Records from a dataset
====================

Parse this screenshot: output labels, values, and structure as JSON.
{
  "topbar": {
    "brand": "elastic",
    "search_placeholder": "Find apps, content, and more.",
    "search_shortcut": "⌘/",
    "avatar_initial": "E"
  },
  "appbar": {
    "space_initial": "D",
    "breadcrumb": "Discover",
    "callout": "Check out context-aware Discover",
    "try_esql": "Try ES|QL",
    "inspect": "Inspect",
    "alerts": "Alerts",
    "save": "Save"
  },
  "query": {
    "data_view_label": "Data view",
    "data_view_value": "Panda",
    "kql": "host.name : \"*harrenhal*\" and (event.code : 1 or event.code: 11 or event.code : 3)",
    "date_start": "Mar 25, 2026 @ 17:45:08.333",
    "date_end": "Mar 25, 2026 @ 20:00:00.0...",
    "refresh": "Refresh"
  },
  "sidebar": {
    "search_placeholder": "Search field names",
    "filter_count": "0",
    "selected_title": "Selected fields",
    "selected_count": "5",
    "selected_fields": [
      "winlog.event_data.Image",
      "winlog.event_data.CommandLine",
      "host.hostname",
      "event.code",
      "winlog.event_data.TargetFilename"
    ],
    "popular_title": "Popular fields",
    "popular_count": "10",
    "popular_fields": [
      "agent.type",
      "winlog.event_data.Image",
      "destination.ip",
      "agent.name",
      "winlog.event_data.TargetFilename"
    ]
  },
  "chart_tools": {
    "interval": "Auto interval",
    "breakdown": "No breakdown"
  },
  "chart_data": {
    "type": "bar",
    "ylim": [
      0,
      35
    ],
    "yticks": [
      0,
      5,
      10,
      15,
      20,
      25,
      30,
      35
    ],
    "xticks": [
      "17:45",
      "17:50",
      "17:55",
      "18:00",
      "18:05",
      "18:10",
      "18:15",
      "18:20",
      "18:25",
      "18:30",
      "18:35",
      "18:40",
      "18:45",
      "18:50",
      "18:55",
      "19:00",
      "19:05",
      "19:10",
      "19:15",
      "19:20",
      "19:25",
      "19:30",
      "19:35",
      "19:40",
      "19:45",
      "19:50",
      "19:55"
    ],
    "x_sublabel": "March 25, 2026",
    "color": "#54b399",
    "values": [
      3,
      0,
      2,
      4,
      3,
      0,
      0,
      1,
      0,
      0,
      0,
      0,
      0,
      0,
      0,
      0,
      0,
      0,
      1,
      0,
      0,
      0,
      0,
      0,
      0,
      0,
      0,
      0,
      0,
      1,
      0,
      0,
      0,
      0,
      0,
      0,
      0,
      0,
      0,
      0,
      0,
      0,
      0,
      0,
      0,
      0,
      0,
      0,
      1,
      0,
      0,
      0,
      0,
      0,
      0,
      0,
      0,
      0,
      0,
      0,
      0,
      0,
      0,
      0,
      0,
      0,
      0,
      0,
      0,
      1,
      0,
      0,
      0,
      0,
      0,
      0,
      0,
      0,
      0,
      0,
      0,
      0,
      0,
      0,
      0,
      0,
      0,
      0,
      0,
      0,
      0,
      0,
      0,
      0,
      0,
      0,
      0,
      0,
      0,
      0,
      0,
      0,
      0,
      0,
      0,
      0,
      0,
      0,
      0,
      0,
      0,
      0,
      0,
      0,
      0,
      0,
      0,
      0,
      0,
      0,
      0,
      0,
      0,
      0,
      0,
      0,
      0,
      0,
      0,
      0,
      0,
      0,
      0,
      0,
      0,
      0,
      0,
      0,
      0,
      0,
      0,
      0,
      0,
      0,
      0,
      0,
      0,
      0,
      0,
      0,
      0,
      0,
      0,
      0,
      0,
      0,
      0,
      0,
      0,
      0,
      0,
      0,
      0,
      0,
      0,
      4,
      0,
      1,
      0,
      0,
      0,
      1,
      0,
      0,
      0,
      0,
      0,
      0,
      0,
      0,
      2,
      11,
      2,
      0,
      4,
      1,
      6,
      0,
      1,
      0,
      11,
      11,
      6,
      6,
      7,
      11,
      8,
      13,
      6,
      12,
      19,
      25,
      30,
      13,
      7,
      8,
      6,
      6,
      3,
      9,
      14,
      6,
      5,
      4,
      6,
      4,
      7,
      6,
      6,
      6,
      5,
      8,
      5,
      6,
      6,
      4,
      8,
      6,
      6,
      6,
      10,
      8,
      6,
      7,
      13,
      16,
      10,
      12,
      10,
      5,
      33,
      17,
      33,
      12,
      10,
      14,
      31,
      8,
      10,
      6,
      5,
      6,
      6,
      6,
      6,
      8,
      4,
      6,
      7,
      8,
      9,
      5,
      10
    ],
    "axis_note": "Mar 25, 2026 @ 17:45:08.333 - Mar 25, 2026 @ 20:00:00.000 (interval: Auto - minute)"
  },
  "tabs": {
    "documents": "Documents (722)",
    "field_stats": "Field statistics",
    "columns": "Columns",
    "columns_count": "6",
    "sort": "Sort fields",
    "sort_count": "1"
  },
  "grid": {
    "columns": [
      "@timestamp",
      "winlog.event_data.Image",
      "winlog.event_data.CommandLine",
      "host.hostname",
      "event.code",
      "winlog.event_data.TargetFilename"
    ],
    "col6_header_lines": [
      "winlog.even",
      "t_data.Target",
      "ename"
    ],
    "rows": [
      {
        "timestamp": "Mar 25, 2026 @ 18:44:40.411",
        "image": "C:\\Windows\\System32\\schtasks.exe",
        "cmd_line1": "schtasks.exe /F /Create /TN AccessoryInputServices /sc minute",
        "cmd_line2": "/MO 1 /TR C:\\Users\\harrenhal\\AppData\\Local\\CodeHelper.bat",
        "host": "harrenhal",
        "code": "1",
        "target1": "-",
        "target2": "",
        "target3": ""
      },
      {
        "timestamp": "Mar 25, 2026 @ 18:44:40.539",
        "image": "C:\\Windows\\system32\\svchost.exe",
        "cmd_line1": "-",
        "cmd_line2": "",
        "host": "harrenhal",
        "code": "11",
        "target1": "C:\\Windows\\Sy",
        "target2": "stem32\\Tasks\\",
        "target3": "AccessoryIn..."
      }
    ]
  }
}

====================

_INSTRUCTIONS TO FOLLOW_
Your task is to repeat each line of the material exactly.

_SOLVED PROBLEM_
Parse this screenshot: output labels, values, and structure as JSON.
{
  "topbar": {
    "brand": "elastic",
    "search_placeholder": "Find apps, content, and more.",
    "search_shortcut": "⌘/",
    "avatar_initial": "E"
  },
  "appbar": {
    "space_initial": "D",
    "breadcrumb": "Discover",
    "callout": "Check out context-aware Discover",
    "try_esql": "Try ES|QL",
    "inspect": "Inspect",
    "alerts": "Alerts",
    "save": "Save"
  },
  "query": {
    "data_view_label": "Data view",
    "data_view_value": "Panda",
    "kql": "host.name : \"*harrenhal*\" and (event.code : 1 or event.code: 11 or event.code : 3)",
    "date_start": "Mar 25, 2026 @ 17:45:08.333",
    "date_end": "Mar 25, 2026 @ 20:00:00.0...",
    "refresh": "Refresh"
  },
  "sidebar": {
    "search_placeholder": "Search field names",
    "filter_count": "0",
    "selected_title": "Selected fields",
    "selected_count": "5",
    "selected_fields": [
      "winlog.event_data.Image",
      "winlog.event_data.CommandLine",
      "host.hostname",
      "event.code",
      "winlog.event_data.TargetFilename"
    ],
    "popular_title": "Popular fields",
    "popular_count": "10",
    "popular_fields": [
      "agent.type",
      "winlog.event_data.Image",
      "destination.ip",
      "agent.name",
      "winlog.event_data.TargetFilename"
    ]
  },
  "chart_tools": {
    "interval": "Auto interval",
    "breakdown": "No breakdown"
  },
  "chart_data": {
    "type": "bar",
    "ylim": [
      0,
      35
    ],
    "yticks": [
      0,
      5,
      10,
      15,
      20,
      25,
      30,
      35
    ],
    "xticks": [
      "17:45",
      "17:50",
      "17:55",
      "18:00",
      "18:05",
      "18:10",
      "18:15",
      "18:20",
      "18:25",
      "18:30",
      "18:35",
      "18:40",
      "18:45",
      "18:50",
      "18:55",
      "19:00",
      "19:05",
      "19:10",
      "19:15",
      "19:20",
      "19:25",
      "19:30",
      "19:35",
      "19:40",
      "19:45",
      "19:50",
      "19:55"
    ],
    "x_sublabel": "March 25, 2026",
    "color": "#54b399",
    "values": [
      3,
      0,
      2,
      4,
      3,
      0,
      0,
      1,
      0,
      0,
      0,
      0,
      0,
      0,
      0,
      0,
      0,
      0,
      1,
      0,
      0,
      0,
      0,
      0,
      0,
      0,
      0,
      0,
      0,
      1,
      0,
      0,
      0,
      0,
      0,
      0,
      0,
      0,
      0,
      0,
      0,
      0,
      0,
      0,
      0,
      0,
      0,
      0,
      1,
      0,
      0,
      0,
      0,
      0,
      0,
      0,
      0,
      0,
      0,
      0,
      0,
      0,
      0,
      0,
      0,
      0,
      0,
      0,
      0,
      1,
      0,
      0,
      0,
      0,
      0,
      0,
      0,
      0,
      0,
      0,
      0,
      0,
      0,
      0,
      0,
      0,
      0,
      0,
      0,
      0,
      0,
      0,
      0,
      0,
      0,
      0,
      0,
      0,
      0,
      0,
      0,
      0,
      0,
      0,
      0,
      0,
      0,
      0,
      0,
      0,
      0,
      0,
      0,
      0,
      0,
      0,
      0,
      0,
      0,
      0,
      0,
      0,
      0,
      0,
      0,
      0,
      0,
      0,
      0,
      0,
      0,
      0,
      0,
      0,
      0,
      0,
      0,
      0,
      0,
      0,
      0,
      0,
      0,
      0,
      0,
      0,
      0,
      0,
      0,
      0,
      0,
      0,
      0,
      0,
      0,
      0,
      0,
      0,
      0,
      0,
      0,
      0,
      0,
      0,
      0,
      4,
      0,
      1,
      0,
      0,
      0,
      1,
      0,
      0,
      0,
      0,
      0,
      0,
      0,
      0,
      2,
      11,
      2,
      0,
      4,
      1,
      6,
      0,
      1,
      0,
      11,
      11,
      6,
      6,
      7,
      11,
      8,
      13,
      6,
      12,
      19,
      25,
      30,
      13,
      7,
      8,
      6,
      6,
      3,
      9,
      14,
      6,
      5,
      4,
      6,
      4,
      7,
      6,
      6,
      6,
      5,
      8,
      5,
      6,
      6,
      4,
      8,
      6,
      6,
      6,
      10,
      8,
      6,
      7,
      13,
      16,
      10,
      12,
      10,
      5,
      33,
      17,
      33,
      12,
      10,
      14,
      31,
      8,
      10,
      6,
      5,
      6,
      6,
      6,
      6,
      8,
      4,
      6,
      7,
      8,
      9,
      5,
      10
    ],
    "axis_note": "Mar 25, 2026 @ 17:45:08.333 - Mar 25, 2026 @ 20:00:00.000 (interval: Auto - minute)"
  },
  "tabs": {
    "documents": "Documents (722)",
    "field_stats": "Field statistics",
    "columns": "Columns",
    "columns_count": "6",
    "sort": "Sort fields",
    "sort_count": "1"
  },
  "grid": {
    "columns": [
      "@timestamp",
      "winlog.event_data.Image",
      "winlog.event_data.CommandLine",
      "host.hostname",
      "event.code",
      "winlog.event_data.TargetFilename"
    ],
    "col6_header_lines": [
      "winlog.even",
      "t_data.Target",
      "ename"
    ],
    "rows": [
      {
        "timestamp": "Mar 25, 2026 @ 18:44:40.411",
        "image": "C:\\Windows\\System32\\schtasks.exe",
        "cmd_line1": "schtasks.exe /F /Create /TN AccessoryInputServices /sc minute",
        "cmd_line2": "/MO 1 /TR C:\\Users\\harrenhal\\AppData\\Local\\CodeHelper.bat",
        "host": "harrenhal",
        "code": "1",
        "target1": "-",
        "target2": "",
        "target3": ""
      },
      {
        "timestamp": "Mar 25, 2026 @ 18:44:40.539",
        "image": "C:\\Windows\\system32\\svchost.exe",
        "cmd_line1": "-",
        "cmd_line2": "",
        "host": "harrenhal",
        "code": "11",
        "target1": "C:\\Windows\\Sy",
        "target2": "stem32\\Tasks\\",
        "target3": "AccessoryIn..."
      }
    ]
  }
}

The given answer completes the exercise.